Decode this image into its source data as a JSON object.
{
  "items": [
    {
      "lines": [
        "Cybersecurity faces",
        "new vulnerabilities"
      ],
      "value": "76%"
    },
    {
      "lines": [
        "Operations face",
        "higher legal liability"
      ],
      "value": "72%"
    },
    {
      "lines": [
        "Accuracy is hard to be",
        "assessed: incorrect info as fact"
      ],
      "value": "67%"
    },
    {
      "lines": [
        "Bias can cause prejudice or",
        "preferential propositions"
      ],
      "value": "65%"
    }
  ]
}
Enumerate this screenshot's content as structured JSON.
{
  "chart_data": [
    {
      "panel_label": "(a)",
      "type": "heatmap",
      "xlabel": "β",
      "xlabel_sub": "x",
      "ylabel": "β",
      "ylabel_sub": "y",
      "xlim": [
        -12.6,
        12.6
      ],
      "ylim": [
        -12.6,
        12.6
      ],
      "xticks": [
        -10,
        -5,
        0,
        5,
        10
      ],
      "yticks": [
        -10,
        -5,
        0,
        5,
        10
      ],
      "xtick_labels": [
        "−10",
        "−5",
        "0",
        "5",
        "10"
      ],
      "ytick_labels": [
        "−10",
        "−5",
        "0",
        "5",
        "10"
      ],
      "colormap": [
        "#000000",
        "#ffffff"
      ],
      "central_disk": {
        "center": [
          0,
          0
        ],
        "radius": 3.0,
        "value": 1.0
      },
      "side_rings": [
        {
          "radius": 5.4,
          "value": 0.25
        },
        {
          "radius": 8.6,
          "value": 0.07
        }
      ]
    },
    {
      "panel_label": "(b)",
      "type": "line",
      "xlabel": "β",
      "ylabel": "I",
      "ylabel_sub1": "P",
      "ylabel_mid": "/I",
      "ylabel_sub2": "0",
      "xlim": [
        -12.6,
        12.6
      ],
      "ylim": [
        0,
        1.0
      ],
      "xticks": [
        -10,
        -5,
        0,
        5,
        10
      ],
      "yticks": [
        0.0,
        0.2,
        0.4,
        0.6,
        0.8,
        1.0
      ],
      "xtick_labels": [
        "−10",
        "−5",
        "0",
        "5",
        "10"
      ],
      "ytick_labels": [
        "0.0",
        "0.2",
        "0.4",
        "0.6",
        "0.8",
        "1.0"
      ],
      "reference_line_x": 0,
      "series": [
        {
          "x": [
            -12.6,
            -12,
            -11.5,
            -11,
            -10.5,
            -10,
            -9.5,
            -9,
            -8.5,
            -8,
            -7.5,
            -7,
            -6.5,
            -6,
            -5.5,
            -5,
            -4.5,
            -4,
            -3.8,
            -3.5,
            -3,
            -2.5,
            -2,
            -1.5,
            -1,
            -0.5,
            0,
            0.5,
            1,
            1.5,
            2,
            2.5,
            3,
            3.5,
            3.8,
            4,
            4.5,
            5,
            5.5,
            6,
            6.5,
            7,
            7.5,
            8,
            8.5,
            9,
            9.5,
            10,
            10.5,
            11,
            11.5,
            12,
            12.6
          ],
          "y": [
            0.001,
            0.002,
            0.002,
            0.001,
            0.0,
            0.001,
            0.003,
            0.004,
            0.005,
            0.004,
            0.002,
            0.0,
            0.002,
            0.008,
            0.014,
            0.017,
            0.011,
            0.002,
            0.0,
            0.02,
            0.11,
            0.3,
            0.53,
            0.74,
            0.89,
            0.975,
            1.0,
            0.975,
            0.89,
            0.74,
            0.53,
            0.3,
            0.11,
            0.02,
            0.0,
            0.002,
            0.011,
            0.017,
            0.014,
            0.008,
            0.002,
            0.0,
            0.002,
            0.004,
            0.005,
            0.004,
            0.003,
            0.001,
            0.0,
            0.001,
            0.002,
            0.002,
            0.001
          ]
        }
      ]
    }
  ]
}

## [Exercise brief]
Repeat the data precisely, reproducing every entry.

## [Exercise output]
Decode this image into its source data as a JSON object.
{
  "items": [
    {
      "lines": [
        "Cybersecurity faces",
        "new vulnerabilities"
      ],
      "value": "76%"
    },
    {
      "lines": [
        "Operations face",
        "higher legal liability"
      ],
      "value": "72%"
    },
    {
      "lines": [
        "Accuracy is hard to be",
        "assessed: incorrect info as fact"
      ],
      "value": "67%"
    },
    {
      "lines": [
        "Bias can cause prejudice or",
        "preferential propositions"
      ],
      "value": "65%"
    }
  ]
}
Enumerate this screenshot's content as structured JSON.
{
  "chart_data": [
    {
      "panel_label": "(a)",
      "type": "heatmap",
      "xlabel": "β",
      "xlabel_sub": "x",
      "ylabel": "β",
      "ylabel_sub": "y",
      "xlim": [
        -12.6,
        12.6
      ],
      "ylim": [
        -12.6,
        12.6
      ],
      "xticks": [
        -10,
        -5,
        0,
        5,
        10
      ],
      "yticks": [
        -10,
        -5,
        0,
        5,
        10
      ],
      "xtick_labels": [
        "−10",
        "−5",
        "0",
        "5",
        "10"
      ],
      "ytick_labels": [
        "−10",
        "−5",
        "0",
        "5",
        "10"
      ],
      "colormap": [
        "#000000",
        "#ffffff"
      ],
      "central_disk": {
        "center": [
          0,
          0
        ],
        "radius": 3.0,
        "value": 1.0
      },
      "side_rings": [
        {
          "radius": 5.4,
          "value": 0.25
        },
        {
          "radius": 8.6,
          "value": 0.07
        }
      ]
    },
    {
      "panel_label": "(b)",
      "type": "line",
      "xlabel": "β",
      "ylabel": "I",
      "ylabel_sub1": "P",
      "ylabel_mid": "/I",
      "ylabel_sub2": "0",
      "xlim": [
        -12.6,
        12.6
      ],
      "ylim": [
        0,
        1.0
      ],
      "xticks": [
        -10,
        -5,
        0,
        5,
        10
      ],
      "yticks": [
        0.0,
        0.2,
        0.4,
        0.6,
        0.8,
        1.0
      ],
      "xtick_labels": [
        "−10",
        "−5",
        "0",
        "5",
        "10"
      ],
      "ytick_labels": [
        "0.0",
        "0.2",
        "0.4",
        "0.6",
        "0.8",
        "1.0"
      ],
      "reference_line_x": 0,
      "series": [
        {
          "x": [
            -12.6,
            -12,
            -11.5,
            -11,
            -10.5,
            -10,
            -9.5,
            -9,
            -8.5,
            -8,
            -7.5,
            -7,
            -6.5,
            -6,
            -5.5,
            -5,
            -4.5,
            -4,
            -3.8,
            -3.5,
            -3,
            -2.5,
            -2,
            -1.5,
            -1,
            -0.5,
            0,
            0.5,
            1,
            1.5,
            2,
            2.5,
            3,
            3.5,
            3.8,
            4,
            4.5,
            5,
            5.5,
            6,
            6.5,
            7,
            7.5,
            8,
            8.5,
            9,
            9.5,
            10,
            10.5,
            11,
            11.5,
            12,
            12.6
          ],
          "y": [
            0.001,
            0.002,
            0.002,
            0.001,
            0.0,
            0.001,
            0.003,
            0.004,
            0.005,
            0.004,
            0.002,
            0.0,
            0.002,
            0.008,
            0.014,
            0.017,
            0.011,
            0.002,
            0.0,
            0.02,
            0.11,
            0.3,
            0.53,
            0.74,
            0.89,
            0.975,
            1.0,
            0.975,
            0.89,
            0.74,
            0.53,
            0.3,
            0.11,
            0.02,
            0.0,
            0.002,
            0.011,
            0.017,
            0.014,
            0.008,
            0.002,
            0.0,
            0.002,
            0.004,
            0.005,
            0.004,
            0.003,
            0.001,
            0.0,
            0.001,
            0.002,
            0.002,
            0.001
          ]
        }
      ]
    }
  ]
}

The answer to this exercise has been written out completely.